Entries shown →
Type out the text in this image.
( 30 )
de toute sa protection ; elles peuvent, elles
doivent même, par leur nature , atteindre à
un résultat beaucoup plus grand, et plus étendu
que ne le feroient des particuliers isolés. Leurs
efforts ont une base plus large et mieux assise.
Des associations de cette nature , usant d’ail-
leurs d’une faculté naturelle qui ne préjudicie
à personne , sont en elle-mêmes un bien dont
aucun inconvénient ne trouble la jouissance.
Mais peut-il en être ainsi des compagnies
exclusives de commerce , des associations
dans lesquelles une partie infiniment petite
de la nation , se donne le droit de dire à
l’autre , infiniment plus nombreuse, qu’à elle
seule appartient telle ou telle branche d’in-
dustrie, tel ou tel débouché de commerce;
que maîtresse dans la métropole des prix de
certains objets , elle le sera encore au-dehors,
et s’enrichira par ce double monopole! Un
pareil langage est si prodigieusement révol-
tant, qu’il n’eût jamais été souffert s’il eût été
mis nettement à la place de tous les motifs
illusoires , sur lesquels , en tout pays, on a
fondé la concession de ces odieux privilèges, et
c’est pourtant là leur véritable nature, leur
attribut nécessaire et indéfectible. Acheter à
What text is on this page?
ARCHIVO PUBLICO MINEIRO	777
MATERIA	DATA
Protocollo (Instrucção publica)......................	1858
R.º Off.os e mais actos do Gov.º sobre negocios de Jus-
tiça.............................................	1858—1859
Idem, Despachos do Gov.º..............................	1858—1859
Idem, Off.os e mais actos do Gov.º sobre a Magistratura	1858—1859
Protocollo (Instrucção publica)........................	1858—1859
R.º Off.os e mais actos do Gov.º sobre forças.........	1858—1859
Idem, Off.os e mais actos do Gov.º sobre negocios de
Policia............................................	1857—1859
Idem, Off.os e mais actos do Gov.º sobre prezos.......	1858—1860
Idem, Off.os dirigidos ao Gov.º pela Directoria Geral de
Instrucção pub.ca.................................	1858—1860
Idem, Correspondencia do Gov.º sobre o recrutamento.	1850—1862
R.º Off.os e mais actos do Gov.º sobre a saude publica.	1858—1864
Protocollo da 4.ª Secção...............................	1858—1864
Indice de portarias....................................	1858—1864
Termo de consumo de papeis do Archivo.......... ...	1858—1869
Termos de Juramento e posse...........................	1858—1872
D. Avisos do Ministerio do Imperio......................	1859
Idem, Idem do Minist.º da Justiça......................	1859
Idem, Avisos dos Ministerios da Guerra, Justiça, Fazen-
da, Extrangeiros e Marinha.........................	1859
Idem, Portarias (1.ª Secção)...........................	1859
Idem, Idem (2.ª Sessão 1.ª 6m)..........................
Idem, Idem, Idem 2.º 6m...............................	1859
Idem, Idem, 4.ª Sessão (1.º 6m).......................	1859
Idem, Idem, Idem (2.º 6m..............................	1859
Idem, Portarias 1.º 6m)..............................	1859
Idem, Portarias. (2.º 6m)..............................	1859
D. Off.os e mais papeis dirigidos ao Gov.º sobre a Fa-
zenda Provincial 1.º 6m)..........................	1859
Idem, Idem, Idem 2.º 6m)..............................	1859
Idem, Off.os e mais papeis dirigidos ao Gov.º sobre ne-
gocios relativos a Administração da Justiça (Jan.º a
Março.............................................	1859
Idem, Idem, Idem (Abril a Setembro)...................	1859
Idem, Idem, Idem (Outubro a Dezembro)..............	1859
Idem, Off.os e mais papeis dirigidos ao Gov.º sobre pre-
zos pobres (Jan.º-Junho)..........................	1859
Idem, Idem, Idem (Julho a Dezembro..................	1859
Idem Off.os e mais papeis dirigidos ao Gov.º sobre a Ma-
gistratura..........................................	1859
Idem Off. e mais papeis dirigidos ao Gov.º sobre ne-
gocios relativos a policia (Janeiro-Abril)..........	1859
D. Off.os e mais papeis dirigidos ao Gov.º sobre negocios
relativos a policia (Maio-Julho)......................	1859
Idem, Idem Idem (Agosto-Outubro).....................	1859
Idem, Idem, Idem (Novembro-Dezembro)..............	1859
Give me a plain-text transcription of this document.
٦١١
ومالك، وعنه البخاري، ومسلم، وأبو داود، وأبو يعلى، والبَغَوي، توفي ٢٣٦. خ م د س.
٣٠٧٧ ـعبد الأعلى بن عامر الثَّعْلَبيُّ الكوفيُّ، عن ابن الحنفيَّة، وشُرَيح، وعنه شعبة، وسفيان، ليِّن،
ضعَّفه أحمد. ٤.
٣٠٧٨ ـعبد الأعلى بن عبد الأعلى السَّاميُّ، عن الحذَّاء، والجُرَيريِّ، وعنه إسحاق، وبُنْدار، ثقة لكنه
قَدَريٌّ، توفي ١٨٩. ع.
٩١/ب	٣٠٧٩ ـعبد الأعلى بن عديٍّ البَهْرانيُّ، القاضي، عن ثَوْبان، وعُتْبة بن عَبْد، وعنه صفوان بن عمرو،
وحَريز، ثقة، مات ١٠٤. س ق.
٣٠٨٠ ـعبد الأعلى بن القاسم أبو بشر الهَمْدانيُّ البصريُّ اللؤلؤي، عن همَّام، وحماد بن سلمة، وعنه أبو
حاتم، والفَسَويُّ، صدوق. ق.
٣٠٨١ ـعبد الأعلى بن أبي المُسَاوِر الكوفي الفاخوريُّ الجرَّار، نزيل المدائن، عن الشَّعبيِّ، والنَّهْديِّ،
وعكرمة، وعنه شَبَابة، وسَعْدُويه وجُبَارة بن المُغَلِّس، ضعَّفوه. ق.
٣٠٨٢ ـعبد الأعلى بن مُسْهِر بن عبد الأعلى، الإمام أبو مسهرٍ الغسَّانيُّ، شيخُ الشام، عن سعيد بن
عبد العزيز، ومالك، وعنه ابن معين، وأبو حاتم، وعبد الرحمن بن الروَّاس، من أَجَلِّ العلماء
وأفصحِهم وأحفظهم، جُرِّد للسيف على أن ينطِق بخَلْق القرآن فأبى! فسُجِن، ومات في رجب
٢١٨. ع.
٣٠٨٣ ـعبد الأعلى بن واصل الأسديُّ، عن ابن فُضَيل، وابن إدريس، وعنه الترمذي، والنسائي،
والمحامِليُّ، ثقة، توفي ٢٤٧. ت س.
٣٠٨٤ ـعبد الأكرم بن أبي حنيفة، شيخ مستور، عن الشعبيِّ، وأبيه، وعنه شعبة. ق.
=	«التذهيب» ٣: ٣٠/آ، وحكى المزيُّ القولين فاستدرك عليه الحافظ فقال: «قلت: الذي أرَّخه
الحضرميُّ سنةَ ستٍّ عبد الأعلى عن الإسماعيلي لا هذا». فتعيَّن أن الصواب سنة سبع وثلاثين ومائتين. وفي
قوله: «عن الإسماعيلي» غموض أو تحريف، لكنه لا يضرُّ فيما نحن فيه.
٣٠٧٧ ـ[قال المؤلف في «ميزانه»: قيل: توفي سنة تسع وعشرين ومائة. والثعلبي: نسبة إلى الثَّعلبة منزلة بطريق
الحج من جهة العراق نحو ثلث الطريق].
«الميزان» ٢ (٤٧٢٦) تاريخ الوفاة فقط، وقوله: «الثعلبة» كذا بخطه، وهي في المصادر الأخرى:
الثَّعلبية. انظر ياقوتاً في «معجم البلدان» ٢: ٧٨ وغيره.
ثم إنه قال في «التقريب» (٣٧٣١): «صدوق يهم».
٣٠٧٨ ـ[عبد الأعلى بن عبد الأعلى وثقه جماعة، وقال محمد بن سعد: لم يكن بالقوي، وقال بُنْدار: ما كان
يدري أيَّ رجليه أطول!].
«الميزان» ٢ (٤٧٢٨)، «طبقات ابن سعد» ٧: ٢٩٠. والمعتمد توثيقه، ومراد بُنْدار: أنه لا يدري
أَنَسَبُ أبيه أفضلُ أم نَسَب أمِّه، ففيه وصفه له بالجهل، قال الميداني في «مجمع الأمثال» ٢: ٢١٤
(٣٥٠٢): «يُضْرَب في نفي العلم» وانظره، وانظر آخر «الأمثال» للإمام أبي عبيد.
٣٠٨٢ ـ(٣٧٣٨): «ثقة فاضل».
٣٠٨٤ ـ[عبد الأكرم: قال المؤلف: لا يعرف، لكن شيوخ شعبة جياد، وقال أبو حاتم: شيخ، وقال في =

Task brief →
Scan the listing above and identify each line holding the string "شعبة"; copy every such line.

Solution for this task →
٣٠٧٧ ـعبد الأعلى بن عامر الثَّعْلَبيُّ الكوفيُّ، عن ابن الحنفيَّة، وشُرَيح، وعنه شعبة، وسفيان، ليِّن،
٣٠٨٤ ـعبد الأكرم بن أبي حنيفة، شيخ مستور، عن الشعبيِّ، وأبيه، وعنه شعبة. ق.
٣٠٨٤ ـ[عبد الأكرم: قال المؤلف: لا يعرف، لكن شيوخ شعبة جياد، وقال أبو حاتم: شيخ، وقال في =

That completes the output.